Work to complete: Every line that includes the word "Harvey" is to be listed.

►

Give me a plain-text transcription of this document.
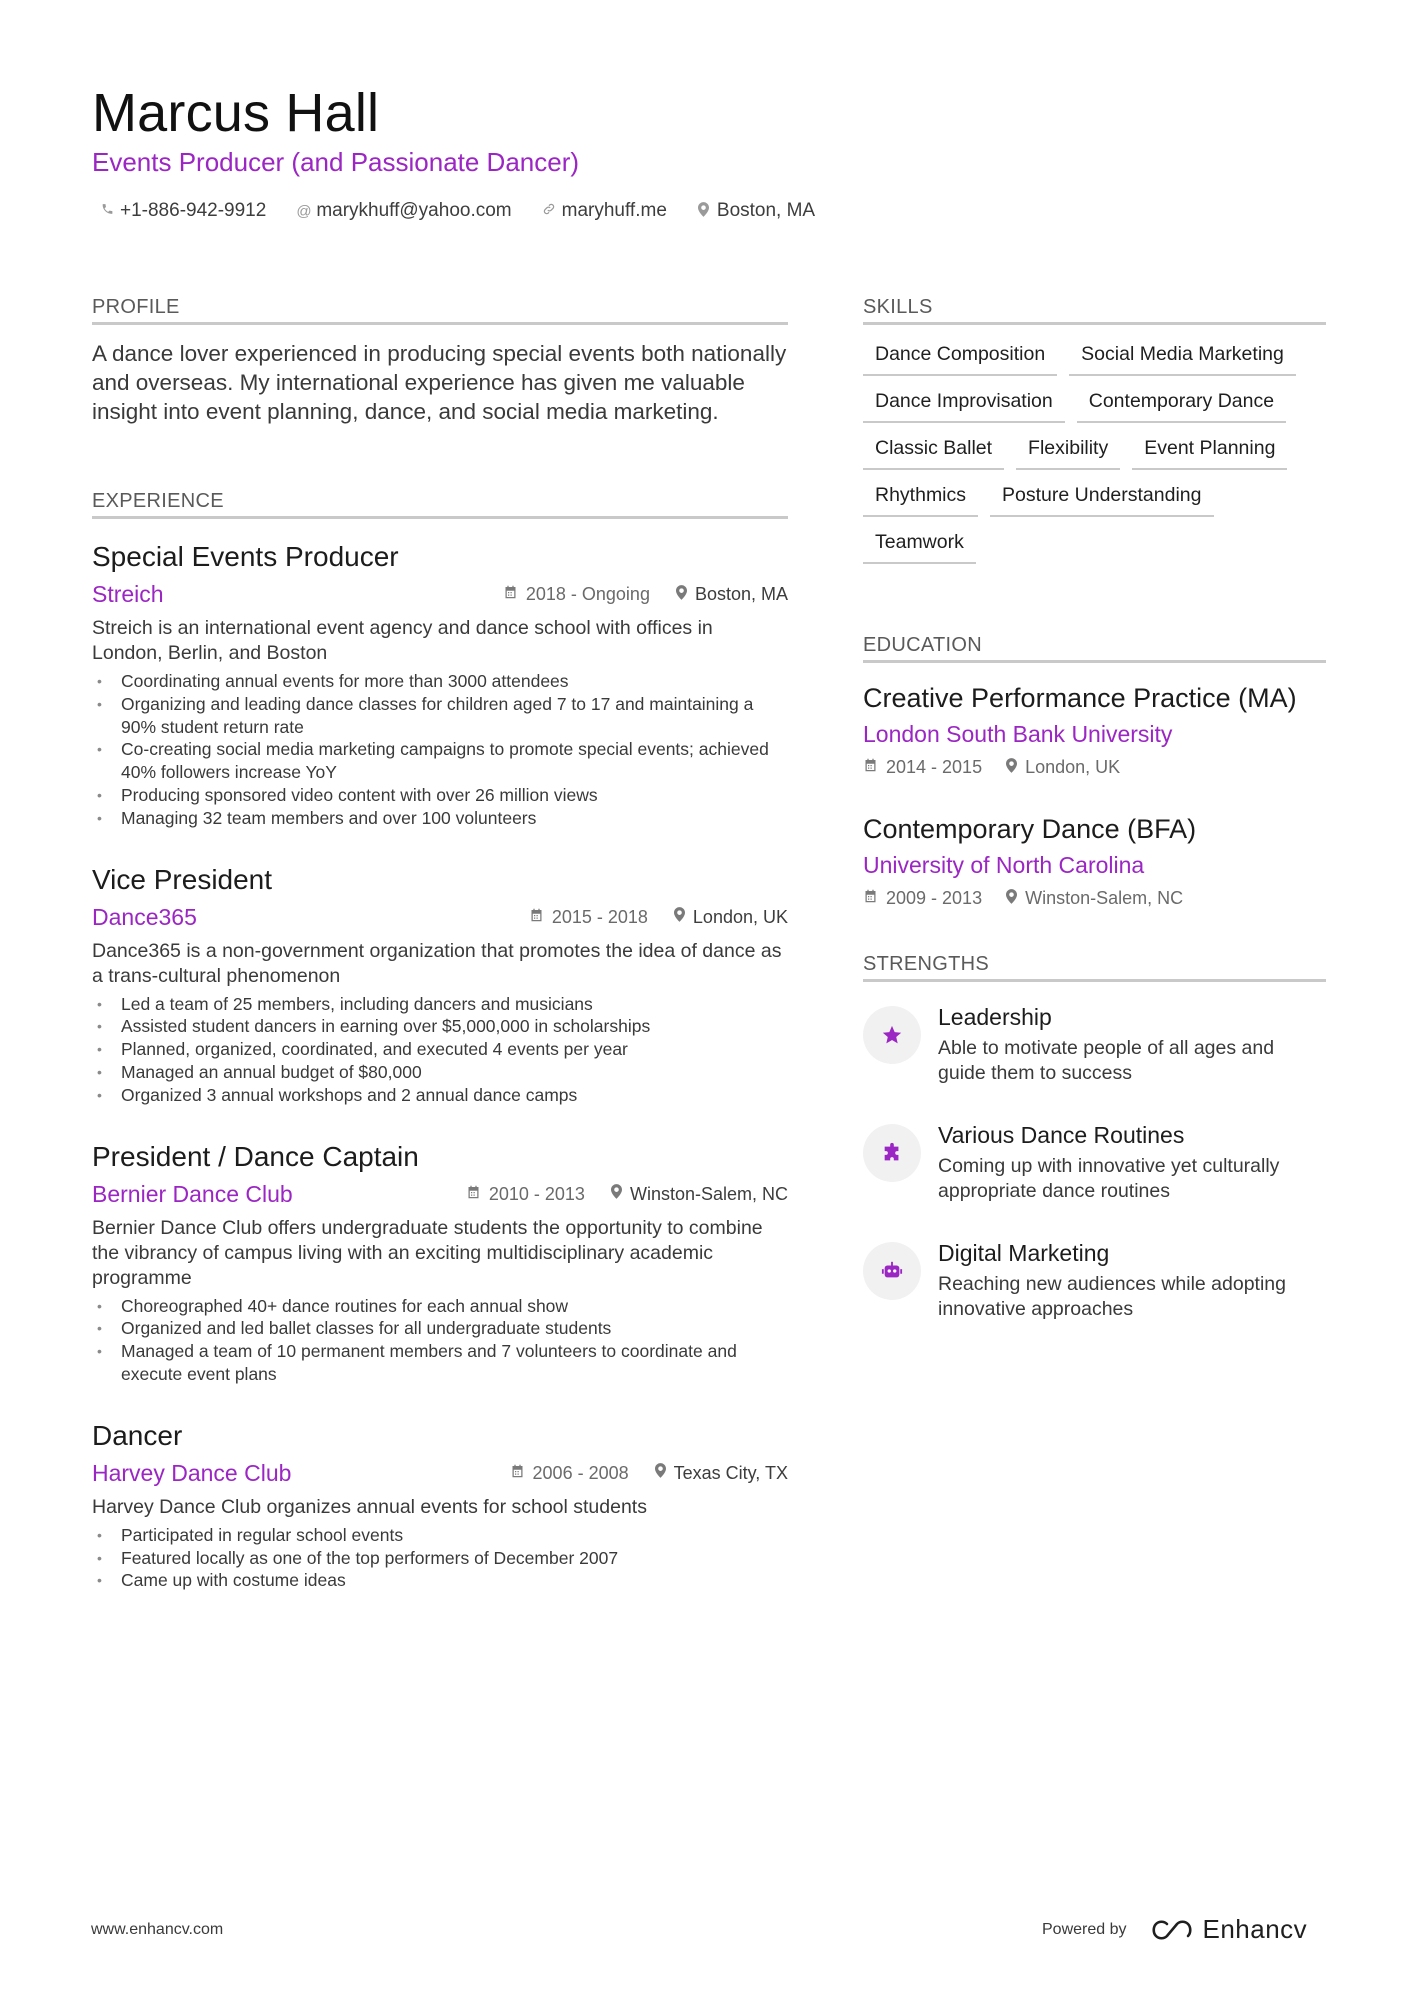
Marcus Hall
Events Producer (and Passionate Dancer)
+1-886-942-9912 @ marykhuff@yahoo.com	maryhuff.me	Boston, MA
PROFILE
A dance lover experienced in producing special events both nationally and overseas. My international experience has given me valuable insight into event planning, dance, and social media marketing.
EXPERIENCE
Special Events Producer
Streich	2018 - Ongoing	Boston, MA
Streich is an international event agency and dance school with offices in London, Berlin, and Boston
• Coordinating annual events for more than 3000 attendees
• Organizing and leading dance classes for children aged 7 to 17 and maintaining a 90% student return rate
• Co-creating social media marketing campaigns to promote special events; achieved 40% followers increase YoY
• Producing sponsored video content with over 26 million views
• Managing 32 team members and over 100 volunteers
Vice President
Dance365	2015 - 2018	London, UK
Dance365 is a non-government organization that promotes the idea of dance as a trans-cultural phenomenon
• Led a team of 25 members, including dancers and musicians
• Assisted student dancers in earning over $5,000,000 in scholarships
• Planned, organized, coordinated, and executed 4 events per year
• Managed an annual budget of $80,000
• Organized 3 annual workshops and 2 annual dance camps
President / Dance Captain
Bernier Dance Club	2010 - 2013	Winston-Salem, NC
Bernier Dance Club offers undergraduate students the opportunity to combine the vibrancy of campus living with an exciting multidisciplinary academic programme
• Choreographed 40+ dance routines for each annual show
• Organized and led ballet classes for all undergraduate students
• Managed a team of 10 permanent members and 7 volunteers to coordinate and execute event plans
Dancer
Harvey Dance Club	2006 - 2008	Texas City, TX
Harvey Dance Club organizes annual events for school students
• Participated in regular school events
• Featured locally as one of the top performers of December 2007
• Came up with costume ideas
SKILLS
Dance Composition	Social Media Marketing
Dance Improvisation	Contemporary Dance
Classic Ballet	Flexibility	Event Planning
Rhythmics	Posture Understanding
Teamwork
EDUCATION
Creative Performance Practice (MA)
London South Bank University
2014 - 2015 London, UK
Contemporary Dance (BFA)
University of North Carolina
2009 - 2013 Winston-Salem, NC
STRENGTHS
Leadership
Able to motivate people of all ages and guide them to success
Various Dance Routines
Coming up with innovative yet culturally appropriate dance routines
Digital Marketing
Reaching new audiences while adopting innovative approaches
www.enhancv.com	Powered by	Enhancv
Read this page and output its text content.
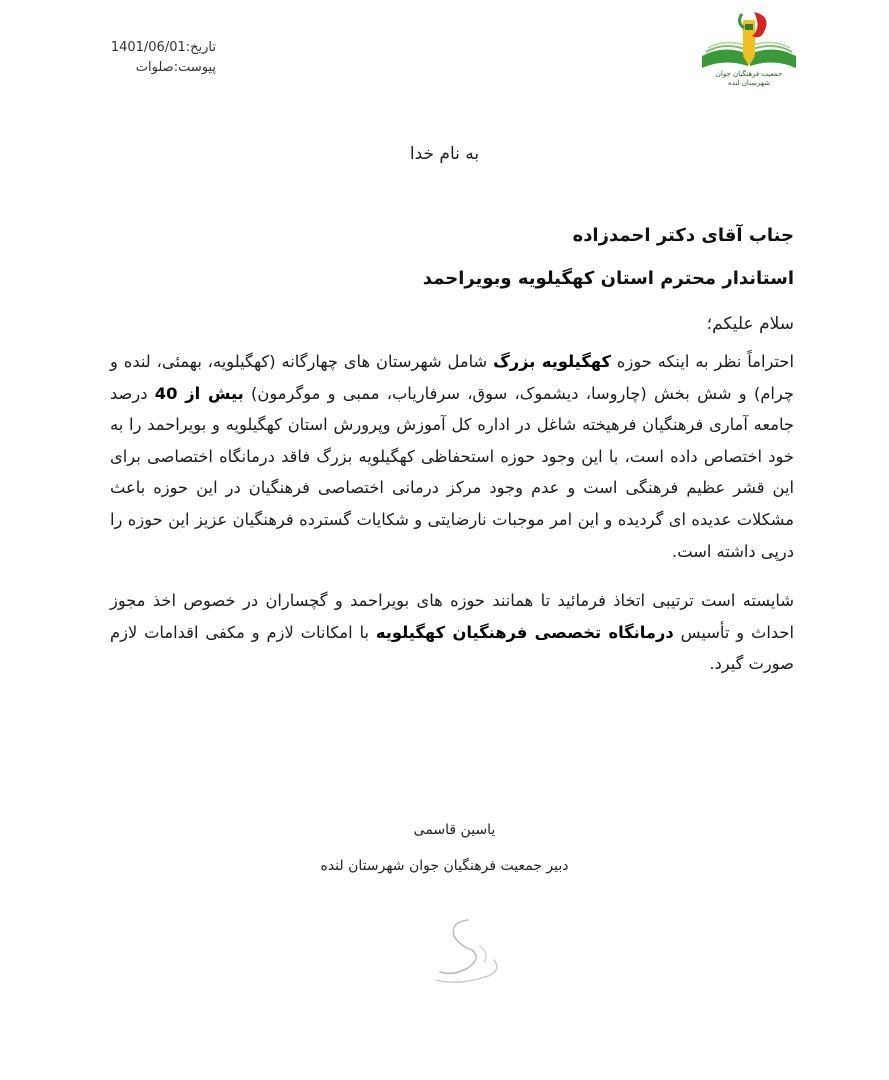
تاریخ:1401/06/01
پیوست:صلوات	جمعیت فرهنگیان جوان
شهرستان لنده
به نام خدا
جناب آقای دکتر احمدزاده
استاندار محترم استان کهگیلویه وبویراحمد
سلام علیکم؛
احتراماً نظر به اینکه حوزه کهگیلویه بزرگ شامل شهرستان های چهارگانه (کهگیلویه، بهمئی، لنده و چرام) و شش بخش (چاروسا، دیشموک، سوق، سرفاریاب، ممبی و موگرمون) بیش از 40 درصد جامعه آماری فرهنگیان فرهیخته شاغل در اداره کل آموزش وپرورش استان کهگیلویه و بویراحمد را به خود اختصاص داده است، با این وجود حوزه استحفاظی کهگیلویه بزرگ فاقد درمانگاه اختصاصی برای این قشر عظیم فرهنگی است و عدم وجود مرکز درمانی اختصاصی فرهنگیان در این حوزه باعث مشکلات عدیده ای گردیده و این امر موجبات نارضایتی و شکایات گسترده فرهنگیان عزیز این حوزه را درپی داشته است.
شایسته است ترتیبی اتخاذ فرمائید تا همانند حوزه های بویراحمد و گچساران در خصوص اخذ مجوز احداث و تأسیس درمانگاه تخصصی فرهنگیان کهگیلویه با امکانات لازم و مکفی اقدامات لازم صورت گیرد.
یاسین قاسمی
دبیر جمعیت فرهنگیان جوان شهرستان لنده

◄

Full response:
Harvey Dance Club	2006 - 2008	Texas City, TX
Harvey Dance Club organizes annual events for school students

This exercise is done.